**TASK DIRECTIONS**
Please print every record below exactly as it appears.

**RECORDS SHOWN**
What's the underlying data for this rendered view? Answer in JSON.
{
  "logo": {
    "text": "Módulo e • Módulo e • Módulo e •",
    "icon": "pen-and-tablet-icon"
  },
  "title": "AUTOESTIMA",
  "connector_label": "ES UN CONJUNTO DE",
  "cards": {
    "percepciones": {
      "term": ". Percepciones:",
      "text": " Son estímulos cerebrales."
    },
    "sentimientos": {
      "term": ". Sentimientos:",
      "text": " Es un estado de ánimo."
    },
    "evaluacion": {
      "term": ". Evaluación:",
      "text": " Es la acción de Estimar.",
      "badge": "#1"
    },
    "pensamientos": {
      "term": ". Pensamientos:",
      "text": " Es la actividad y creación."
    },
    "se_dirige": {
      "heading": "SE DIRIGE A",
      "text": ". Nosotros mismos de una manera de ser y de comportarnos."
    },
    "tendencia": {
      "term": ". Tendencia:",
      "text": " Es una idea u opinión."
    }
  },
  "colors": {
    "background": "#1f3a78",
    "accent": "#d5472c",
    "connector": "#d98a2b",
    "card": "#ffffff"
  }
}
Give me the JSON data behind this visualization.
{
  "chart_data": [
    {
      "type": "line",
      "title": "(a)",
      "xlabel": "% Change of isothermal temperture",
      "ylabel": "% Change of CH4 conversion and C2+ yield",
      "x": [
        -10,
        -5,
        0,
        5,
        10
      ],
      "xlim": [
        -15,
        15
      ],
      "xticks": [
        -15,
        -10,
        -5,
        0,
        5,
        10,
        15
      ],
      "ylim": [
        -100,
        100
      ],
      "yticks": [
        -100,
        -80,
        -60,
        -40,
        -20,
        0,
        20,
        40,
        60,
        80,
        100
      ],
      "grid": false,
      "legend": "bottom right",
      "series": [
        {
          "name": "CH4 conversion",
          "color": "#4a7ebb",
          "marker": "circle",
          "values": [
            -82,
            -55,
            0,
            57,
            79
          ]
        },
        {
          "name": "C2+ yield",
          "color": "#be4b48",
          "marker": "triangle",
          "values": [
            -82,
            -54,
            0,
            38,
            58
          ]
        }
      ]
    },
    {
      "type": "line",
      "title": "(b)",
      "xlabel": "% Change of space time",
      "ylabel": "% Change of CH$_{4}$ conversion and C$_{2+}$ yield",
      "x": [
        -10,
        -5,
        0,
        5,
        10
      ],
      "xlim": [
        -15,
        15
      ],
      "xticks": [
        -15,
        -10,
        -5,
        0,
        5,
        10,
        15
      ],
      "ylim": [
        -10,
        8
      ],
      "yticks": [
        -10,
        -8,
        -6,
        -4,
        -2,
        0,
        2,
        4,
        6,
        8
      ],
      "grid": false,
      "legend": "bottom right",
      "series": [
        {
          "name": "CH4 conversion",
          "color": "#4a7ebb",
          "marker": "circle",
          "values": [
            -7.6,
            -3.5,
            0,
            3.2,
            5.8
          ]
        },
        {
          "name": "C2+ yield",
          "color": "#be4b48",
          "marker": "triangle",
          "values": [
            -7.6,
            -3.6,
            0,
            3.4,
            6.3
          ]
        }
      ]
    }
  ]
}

**SOLUTION BELOW**
What's the underlying data for this rendered view? Answer in JSON.
{
  "logo": {
    "text": "Módulo e • Módulo e • Módulo e •",
    "icon": "pen-and-tablet-icon"
  },
  "title": "AUTOESTIMA",
  "connector_label": "ES UN CONJUNTO DE",
  "cards": {
    "percepciones": {
      "term": ". Percepciones:",
      "text": " Son estímulos cerebrales."
    },
    "sentimientos": {
      "term": ". Sentimientos:",
      "text": " Es un estado de ánimo."
    },
    "evaluacion": {
      "term": ". Evaluación:",
      "text": " Es la acción de Estimar.",
      "badge": "#1"
    },
    "pensamientos": {
      "term": ". Pensamientos:",
      "text": " Es la actividad y creación."
    },
    "se_dirige": {
      "heading": "SE DIRIGE A",
      "text": ". Nosotros mismos de una manera de ser y de comportarnos."
    },
    "tendencia": {
      "term": ". Tendencia:",
      "text": " Es una idea u opinión."
    }
  },
  "colors": {
    "background": "#1f3a78",
    "accent": "#d5472c",
    "connector": "#d98a2b",
    "card": "#ffffff"
  }
}
Give me the JSON data behind this visualization.
{
  "chart_data": [
    {
      "type": "line",
      "title": "(a)",
      "xlabel": "% Change of isothermal temperture",
      "ylabel": "% Change of CH4 conversion and C2+ yield",
      "x": [
        -10,
        -5,
        0,
        5,
        10
      ],
      "xlim": [
        -15,
        15
      ],
      "xticks": [
        -15,
        -10,
        -5,
        0,
        5,
        10,
        15
      ],
      "ylim": [
        -100,
        100
      ],
      "yticks": [
        -100,
        -80,
        -60,
        -40,
        -20,
        0,
        20,
        40,
        60,
        80,
        100
      ],
      "grid": false,
      "legend": "bottom right",
      "series": [
        {
          "name": "CH4 conversion",
          "color": "#4a7ebb",
          "marker": "circle",
          "values": [
            -82,
            -55,
            0,
            57,
            79
          ]
        },
        {
          "name": "C2+ yield",
          "color": "#be4b48",
          "marker": "triangle",
          "values": [
            -82,
            -54,
            0,
            38,
            58
          ]
        }
      ]
    },
    {
      "type": "line",
      "title": "(b)",
      "xlabel": "% Change of space time",
      "ylabel": "% Change of CH$_{4}$ conversion and C$_{2+}$ yield",
      "x": [
        -10,
        -5,
        0,
        5,
        10
      ],
      "xlim": [
        -15,
        15
      ],
      "xticks": [
        -15,
        -10,
        -5,
        0,
        5,
        10,
        15
      ],
      "ylim": [
        -10,
        8
      ],
      "yticks": [
        -10,
        -8,
        -6,
        -4,
        -2,
        0,
        2,
        4,
        6,
        8
      ],
      "grid": false,
      "legend": "bottom right",
      "series": [
        {
          "name": "CH4 conversion",
          "color": "#4a7ebb",
          "marker": "circle",
          "values": [
            -7.6,
            -3.5,
            0,
            3.2,
            5.8
          ]
        },
        {
          "name": "C2+ yield",
          "color": "#be4b48",
          "marker": "triangle",
          "values": [
            -7.6,
            -3.6,
            0,
            3.4,
            6.3
          ]
        }
      ]
    }
  ]
}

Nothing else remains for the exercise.